• [Task to complete] In the listing below, find the line containing "Output a JSON". Write out that line and every line after it to the end, exactly and only those.

BEGIN Data supplied

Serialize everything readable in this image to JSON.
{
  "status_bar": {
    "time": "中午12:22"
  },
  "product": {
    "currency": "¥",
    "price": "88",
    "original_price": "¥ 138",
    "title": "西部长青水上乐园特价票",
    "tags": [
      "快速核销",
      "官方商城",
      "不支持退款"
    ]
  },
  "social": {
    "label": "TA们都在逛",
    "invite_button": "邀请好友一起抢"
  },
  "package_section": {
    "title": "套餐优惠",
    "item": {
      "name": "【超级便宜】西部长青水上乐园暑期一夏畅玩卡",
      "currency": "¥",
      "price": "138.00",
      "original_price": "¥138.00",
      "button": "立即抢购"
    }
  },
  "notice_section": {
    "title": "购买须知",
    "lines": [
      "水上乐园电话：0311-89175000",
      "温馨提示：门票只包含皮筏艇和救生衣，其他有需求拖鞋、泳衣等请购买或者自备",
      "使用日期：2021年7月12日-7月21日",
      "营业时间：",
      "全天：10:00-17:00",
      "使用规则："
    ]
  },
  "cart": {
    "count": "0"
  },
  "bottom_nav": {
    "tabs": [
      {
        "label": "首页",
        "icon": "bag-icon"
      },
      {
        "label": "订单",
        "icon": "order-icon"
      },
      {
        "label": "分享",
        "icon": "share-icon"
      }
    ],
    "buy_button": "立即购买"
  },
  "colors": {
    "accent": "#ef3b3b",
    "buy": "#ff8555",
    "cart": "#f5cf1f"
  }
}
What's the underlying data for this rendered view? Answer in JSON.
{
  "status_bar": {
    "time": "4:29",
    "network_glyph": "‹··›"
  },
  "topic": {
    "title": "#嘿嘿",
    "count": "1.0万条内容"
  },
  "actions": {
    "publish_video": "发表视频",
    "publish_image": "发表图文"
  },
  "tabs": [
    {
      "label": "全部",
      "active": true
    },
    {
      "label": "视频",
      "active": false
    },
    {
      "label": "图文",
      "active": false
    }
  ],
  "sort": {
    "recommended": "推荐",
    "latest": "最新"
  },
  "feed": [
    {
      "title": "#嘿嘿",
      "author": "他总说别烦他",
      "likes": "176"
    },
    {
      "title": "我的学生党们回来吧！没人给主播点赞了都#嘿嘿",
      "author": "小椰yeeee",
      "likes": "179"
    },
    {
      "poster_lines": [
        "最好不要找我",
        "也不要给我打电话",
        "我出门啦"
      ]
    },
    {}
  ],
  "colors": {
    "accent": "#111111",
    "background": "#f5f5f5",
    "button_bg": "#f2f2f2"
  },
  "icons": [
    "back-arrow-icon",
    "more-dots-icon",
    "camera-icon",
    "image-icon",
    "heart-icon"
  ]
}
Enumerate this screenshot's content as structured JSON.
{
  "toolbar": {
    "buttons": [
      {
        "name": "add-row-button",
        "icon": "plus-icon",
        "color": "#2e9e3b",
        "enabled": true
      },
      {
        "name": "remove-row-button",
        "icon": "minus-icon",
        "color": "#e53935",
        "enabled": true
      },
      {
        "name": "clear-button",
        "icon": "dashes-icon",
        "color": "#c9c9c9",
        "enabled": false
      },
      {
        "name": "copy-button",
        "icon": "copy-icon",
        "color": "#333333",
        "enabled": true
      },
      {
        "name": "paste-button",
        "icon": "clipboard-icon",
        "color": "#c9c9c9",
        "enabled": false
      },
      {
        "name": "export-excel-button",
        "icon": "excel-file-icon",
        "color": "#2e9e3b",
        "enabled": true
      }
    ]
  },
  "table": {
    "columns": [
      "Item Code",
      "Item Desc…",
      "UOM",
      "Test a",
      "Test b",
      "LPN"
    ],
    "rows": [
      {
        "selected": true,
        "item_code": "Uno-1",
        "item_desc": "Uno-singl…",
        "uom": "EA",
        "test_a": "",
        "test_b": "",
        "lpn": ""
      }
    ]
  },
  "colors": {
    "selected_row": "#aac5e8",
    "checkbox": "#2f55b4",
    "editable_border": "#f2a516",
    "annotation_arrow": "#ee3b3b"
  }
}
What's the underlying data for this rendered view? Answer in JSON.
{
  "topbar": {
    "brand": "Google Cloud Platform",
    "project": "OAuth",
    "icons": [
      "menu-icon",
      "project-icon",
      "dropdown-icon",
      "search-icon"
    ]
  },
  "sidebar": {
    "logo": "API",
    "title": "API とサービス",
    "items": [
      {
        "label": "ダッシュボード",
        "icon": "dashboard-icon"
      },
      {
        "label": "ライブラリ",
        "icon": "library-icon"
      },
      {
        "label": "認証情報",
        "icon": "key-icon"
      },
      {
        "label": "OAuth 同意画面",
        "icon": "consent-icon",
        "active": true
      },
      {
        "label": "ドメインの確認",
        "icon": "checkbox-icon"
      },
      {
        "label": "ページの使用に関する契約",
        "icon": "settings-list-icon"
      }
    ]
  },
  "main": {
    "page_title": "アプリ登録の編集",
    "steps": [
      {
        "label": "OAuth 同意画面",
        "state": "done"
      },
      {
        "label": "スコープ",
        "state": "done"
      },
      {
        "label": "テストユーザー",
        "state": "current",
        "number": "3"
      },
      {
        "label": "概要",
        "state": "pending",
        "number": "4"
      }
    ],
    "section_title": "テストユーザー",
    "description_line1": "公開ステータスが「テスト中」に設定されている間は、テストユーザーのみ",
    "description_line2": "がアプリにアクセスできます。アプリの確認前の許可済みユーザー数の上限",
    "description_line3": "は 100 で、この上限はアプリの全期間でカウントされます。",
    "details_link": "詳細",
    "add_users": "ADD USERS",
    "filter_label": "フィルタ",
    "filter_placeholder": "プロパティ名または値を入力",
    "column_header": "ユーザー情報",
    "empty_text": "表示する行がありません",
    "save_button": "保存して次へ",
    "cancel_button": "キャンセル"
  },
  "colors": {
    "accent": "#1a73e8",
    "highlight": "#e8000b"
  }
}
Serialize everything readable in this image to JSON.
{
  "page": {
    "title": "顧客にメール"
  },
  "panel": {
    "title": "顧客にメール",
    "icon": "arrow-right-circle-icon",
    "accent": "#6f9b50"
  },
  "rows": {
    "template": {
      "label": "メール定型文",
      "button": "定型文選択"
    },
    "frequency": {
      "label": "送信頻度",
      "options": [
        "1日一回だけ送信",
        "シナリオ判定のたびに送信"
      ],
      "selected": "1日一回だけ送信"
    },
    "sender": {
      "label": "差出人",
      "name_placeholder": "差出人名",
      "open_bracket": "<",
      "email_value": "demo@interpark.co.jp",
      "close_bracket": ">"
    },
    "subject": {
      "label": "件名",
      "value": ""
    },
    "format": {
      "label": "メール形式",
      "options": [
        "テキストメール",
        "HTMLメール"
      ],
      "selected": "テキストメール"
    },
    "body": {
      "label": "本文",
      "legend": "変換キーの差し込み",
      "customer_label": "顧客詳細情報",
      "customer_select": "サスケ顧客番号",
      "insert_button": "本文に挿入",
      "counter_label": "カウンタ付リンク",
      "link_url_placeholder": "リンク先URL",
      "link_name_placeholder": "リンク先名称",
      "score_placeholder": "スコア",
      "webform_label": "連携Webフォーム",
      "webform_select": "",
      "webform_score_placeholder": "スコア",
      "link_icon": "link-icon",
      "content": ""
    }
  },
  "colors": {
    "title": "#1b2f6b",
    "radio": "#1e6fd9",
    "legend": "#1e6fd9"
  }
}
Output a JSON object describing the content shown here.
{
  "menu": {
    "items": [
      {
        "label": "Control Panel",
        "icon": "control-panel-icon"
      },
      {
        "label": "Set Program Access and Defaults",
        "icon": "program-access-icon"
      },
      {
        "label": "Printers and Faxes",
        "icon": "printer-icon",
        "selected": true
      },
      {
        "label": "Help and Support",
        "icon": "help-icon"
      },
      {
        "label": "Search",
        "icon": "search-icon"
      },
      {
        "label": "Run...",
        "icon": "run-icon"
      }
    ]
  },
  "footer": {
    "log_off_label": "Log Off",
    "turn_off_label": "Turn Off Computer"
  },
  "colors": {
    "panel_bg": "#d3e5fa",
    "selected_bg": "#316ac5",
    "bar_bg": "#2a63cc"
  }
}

END Data supplied

• [Task answer]
Output a JSON object describing the content shown here.
{
  "menu": {
    "items": [
      {
        "label": "Control Panel",
        "icon": "control-panel-icon"
      },
      {
        "label": "Set Program Access and Defaults",
        "icon": "program-access-icon"
      },
      {
        "label": "Printers and Faxes",
        "icon": "printer-icon",
        "selected": true
      },
      {
        "label": "Help and Support",
        "icon": "help-icon"
      },
      {
        "label": "Search",
        "icon": "search-icon"
      },
      {
        "label": "Run...",
        "icon": "run-icon"
      }
    ]
  },
  "footer": {
    "log_off_label": "Log Off",
    "turn_off_label": "Turn Off Computer"
  },
  "colors": {
    "panel_bg": "#d3e5fa",
    "selected_bg": "#316ac5",
    "bar_bg": "#2a63cc"
  }
}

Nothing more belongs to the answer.